[Rows from a dataset]
* * *
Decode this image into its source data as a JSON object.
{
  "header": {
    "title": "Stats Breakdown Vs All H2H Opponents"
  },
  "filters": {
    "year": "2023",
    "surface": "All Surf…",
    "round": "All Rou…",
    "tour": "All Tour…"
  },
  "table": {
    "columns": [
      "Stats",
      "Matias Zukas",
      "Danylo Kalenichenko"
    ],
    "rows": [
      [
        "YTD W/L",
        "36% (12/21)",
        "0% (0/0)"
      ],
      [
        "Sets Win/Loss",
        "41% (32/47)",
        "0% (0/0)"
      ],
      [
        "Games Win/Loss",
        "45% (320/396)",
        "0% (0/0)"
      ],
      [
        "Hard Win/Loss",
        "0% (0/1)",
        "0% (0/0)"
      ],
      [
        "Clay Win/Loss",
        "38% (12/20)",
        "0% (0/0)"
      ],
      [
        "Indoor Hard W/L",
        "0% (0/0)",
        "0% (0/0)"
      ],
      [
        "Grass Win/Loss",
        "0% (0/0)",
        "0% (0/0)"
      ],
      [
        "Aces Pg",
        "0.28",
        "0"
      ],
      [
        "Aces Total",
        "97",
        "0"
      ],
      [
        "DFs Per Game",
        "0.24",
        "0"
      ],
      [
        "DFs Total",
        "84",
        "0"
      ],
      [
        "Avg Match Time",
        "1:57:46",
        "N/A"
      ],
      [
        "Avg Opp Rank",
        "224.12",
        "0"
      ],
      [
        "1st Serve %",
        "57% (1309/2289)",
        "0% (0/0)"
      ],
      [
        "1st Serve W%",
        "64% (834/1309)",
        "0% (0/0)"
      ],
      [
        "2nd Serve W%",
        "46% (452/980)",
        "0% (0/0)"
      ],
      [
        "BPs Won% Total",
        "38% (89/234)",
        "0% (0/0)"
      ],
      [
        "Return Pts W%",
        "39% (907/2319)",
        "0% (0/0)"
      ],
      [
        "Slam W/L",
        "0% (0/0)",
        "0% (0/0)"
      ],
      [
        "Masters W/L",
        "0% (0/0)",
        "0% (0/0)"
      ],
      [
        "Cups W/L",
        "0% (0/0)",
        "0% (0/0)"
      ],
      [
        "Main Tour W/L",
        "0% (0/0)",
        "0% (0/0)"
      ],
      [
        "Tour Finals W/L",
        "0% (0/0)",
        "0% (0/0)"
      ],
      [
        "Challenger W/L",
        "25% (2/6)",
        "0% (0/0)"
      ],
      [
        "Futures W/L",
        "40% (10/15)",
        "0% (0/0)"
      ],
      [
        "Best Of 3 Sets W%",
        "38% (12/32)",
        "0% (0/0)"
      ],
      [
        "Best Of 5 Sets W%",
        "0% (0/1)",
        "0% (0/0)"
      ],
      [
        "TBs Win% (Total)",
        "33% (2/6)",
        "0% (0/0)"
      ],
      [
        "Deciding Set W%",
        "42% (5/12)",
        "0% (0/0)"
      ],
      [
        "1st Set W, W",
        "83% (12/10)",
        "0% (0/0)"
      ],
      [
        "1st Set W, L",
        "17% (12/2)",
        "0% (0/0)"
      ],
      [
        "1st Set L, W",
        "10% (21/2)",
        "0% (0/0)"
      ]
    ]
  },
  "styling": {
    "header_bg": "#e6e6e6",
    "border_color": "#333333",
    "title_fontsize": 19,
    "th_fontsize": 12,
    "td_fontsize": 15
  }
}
* * *
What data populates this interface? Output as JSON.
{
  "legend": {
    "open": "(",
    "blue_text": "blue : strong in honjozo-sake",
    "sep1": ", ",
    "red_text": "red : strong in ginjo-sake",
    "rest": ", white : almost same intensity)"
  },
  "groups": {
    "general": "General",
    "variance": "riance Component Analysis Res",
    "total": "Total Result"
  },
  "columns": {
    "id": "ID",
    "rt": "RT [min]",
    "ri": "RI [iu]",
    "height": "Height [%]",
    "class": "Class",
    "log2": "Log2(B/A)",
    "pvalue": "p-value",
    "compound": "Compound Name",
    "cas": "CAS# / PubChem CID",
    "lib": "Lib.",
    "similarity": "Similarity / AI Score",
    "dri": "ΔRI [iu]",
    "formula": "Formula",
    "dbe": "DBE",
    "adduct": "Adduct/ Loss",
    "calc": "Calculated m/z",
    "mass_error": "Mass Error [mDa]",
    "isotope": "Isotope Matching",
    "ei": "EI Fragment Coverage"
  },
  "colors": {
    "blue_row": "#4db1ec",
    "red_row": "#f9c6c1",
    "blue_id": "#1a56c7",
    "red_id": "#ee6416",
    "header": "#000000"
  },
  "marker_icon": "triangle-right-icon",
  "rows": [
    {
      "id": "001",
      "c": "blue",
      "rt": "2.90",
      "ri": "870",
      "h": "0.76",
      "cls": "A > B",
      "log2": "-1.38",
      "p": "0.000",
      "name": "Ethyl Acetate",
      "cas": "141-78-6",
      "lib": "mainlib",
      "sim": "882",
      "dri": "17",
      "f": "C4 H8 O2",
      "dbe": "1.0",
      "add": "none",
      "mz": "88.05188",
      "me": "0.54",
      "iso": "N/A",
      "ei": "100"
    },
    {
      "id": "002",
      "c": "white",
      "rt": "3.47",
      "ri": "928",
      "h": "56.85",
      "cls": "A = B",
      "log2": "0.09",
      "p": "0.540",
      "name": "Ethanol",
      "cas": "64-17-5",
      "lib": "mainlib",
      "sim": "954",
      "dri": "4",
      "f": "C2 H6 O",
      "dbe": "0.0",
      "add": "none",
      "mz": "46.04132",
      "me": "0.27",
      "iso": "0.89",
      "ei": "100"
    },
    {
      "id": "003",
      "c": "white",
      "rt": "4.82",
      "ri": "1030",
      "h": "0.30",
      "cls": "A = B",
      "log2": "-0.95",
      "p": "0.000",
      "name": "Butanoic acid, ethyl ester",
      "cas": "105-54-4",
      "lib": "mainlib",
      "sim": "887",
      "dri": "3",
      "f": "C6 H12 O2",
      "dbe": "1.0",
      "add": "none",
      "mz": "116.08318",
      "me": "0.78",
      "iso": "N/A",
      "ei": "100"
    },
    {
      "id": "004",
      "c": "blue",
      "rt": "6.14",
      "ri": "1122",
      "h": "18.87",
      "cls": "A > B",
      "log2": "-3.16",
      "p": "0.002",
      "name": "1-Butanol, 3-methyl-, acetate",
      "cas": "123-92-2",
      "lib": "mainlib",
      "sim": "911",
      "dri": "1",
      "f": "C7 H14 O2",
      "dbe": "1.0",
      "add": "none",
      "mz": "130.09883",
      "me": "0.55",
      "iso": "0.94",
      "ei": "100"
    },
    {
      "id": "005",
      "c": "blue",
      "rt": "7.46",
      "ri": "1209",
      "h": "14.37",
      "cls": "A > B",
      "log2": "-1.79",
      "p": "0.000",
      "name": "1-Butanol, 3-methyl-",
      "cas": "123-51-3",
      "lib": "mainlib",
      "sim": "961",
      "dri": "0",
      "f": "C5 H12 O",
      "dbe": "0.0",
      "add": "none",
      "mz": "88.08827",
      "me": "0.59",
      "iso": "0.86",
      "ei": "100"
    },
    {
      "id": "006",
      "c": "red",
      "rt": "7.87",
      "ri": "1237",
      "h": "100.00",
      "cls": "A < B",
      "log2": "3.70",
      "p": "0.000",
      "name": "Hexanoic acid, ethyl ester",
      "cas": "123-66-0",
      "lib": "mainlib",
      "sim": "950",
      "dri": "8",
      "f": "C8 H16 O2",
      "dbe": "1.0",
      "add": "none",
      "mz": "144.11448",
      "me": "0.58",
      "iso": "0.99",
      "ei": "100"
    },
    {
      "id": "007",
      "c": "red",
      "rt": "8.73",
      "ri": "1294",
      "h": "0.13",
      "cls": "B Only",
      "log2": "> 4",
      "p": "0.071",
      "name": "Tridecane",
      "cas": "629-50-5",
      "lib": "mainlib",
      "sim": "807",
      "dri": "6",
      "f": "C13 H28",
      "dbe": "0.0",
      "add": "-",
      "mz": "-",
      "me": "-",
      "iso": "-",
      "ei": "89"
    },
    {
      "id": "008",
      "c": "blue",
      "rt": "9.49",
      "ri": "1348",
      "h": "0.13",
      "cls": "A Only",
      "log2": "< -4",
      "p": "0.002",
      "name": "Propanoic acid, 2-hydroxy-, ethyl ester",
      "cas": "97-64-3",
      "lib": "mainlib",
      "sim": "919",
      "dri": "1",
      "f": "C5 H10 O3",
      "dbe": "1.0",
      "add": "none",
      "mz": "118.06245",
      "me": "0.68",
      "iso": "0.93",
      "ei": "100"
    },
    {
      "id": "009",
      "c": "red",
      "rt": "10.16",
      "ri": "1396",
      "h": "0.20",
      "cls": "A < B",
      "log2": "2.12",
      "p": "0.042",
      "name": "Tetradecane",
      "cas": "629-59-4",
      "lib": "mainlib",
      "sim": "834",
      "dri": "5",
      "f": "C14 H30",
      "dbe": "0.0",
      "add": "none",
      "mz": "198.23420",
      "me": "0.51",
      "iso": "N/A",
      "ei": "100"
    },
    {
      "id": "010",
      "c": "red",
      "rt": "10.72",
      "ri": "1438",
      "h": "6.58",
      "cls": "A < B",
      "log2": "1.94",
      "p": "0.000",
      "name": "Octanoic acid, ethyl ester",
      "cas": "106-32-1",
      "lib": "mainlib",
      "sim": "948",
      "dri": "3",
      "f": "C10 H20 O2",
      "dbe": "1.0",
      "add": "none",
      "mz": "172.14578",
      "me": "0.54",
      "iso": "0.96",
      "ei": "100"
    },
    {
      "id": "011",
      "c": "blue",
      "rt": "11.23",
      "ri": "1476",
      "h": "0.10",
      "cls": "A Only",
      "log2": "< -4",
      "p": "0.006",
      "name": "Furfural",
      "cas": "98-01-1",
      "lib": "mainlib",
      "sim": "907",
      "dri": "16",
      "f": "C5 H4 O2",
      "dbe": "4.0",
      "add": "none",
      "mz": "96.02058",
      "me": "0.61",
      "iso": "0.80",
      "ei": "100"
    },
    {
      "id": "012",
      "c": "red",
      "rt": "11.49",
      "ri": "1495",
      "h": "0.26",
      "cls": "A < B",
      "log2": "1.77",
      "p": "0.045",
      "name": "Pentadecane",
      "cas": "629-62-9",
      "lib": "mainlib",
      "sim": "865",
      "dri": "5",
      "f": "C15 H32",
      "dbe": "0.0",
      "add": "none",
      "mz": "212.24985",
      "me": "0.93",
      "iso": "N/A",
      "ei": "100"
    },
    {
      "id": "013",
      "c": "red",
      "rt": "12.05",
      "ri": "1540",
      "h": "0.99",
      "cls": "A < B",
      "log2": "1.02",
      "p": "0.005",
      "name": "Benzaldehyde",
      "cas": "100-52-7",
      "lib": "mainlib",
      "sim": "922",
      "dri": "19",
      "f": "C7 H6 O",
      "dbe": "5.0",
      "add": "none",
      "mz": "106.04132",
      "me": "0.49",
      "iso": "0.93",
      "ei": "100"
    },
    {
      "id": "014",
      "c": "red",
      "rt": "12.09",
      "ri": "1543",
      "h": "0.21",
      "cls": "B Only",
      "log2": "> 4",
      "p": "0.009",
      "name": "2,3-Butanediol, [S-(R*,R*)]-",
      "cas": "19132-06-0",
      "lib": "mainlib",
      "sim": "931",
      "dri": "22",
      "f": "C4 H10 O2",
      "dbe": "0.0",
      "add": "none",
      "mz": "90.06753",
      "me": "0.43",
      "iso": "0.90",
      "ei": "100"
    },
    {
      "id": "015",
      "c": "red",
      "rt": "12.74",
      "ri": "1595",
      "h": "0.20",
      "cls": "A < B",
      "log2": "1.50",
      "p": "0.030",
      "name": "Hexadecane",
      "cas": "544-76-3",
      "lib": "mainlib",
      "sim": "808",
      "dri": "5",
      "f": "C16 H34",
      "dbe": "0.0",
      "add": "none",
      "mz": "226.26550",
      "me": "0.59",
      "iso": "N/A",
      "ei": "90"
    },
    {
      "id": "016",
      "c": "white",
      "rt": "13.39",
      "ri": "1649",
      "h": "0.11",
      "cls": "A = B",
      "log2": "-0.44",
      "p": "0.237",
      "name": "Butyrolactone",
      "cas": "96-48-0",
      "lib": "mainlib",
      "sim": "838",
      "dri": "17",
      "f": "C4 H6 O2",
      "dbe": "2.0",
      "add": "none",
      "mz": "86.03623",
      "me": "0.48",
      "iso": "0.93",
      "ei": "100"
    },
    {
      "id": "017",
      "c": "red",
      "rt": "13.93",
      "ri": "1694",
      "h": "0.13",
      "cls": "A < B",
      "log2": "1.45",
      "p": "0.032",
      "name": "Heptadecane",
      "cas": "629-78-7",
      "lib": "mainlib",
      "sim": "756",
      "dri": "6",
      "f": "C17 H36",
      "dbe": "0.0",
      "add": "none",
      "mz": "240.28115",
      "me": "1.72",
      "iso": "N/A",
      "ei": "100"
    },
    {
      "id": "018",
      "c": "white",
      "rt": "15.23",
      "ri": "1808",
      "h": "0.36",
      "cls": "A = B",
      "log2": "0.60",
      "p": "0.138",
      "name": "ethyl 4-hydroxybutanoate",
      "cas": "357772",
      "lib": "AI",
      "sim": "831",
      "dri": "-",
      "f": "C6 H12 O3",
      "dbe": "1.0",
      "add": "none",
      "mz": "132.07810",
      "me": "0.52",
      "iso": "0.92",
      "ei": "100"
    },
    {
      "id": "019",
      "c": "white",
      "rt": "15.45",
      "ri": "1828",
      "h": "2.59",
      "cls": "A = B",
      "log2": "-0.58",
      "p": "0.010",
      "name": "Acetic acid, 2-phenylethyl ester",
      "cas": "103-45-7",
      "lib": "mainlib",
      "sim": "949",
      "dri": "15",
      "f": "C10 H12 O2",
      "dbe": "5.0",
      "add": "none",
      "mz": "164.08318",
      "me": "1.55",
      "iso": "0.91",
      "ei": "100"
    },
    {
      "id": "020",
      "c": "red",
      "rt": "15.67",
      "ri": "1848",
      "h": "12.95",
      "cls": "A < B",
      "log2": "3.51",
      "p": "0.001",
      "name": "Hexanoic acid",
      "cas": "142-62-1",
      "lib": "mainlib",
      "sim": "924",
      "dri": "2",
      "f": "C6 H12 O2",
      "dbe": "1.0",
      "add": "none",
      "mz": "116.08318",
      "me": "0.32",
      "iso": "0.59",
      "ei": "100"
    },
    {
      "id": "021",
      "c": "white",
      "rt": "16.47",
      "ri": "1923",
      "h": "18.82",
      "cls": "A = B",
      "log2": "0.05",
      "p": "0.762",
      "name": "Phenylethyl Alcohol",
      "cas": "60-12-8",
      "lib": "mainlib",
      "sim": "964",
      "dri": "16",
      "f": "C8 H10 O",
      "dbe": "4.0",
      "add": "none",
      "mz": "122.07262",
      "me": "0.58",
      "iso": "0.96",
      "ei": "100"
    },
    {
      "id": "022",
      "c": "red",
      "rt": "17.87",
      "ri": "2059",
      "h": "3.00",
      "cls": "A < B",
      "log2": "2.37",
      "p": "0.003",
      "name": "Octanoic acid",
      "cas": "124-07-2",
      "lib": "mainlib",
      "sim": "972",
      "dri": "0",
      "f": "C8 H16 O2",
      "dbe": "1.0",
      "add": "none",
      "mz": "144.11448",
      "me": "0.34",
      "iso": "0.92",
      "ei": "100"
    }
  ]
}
* * *
## [OBJECTIVE]
Gather each line in the entries above where the string "sake" is found.

## [RESULT]
    "blue_text": "blue : strong in honjozo-sake",
    "red_text": "red : strong in ginjo-sake",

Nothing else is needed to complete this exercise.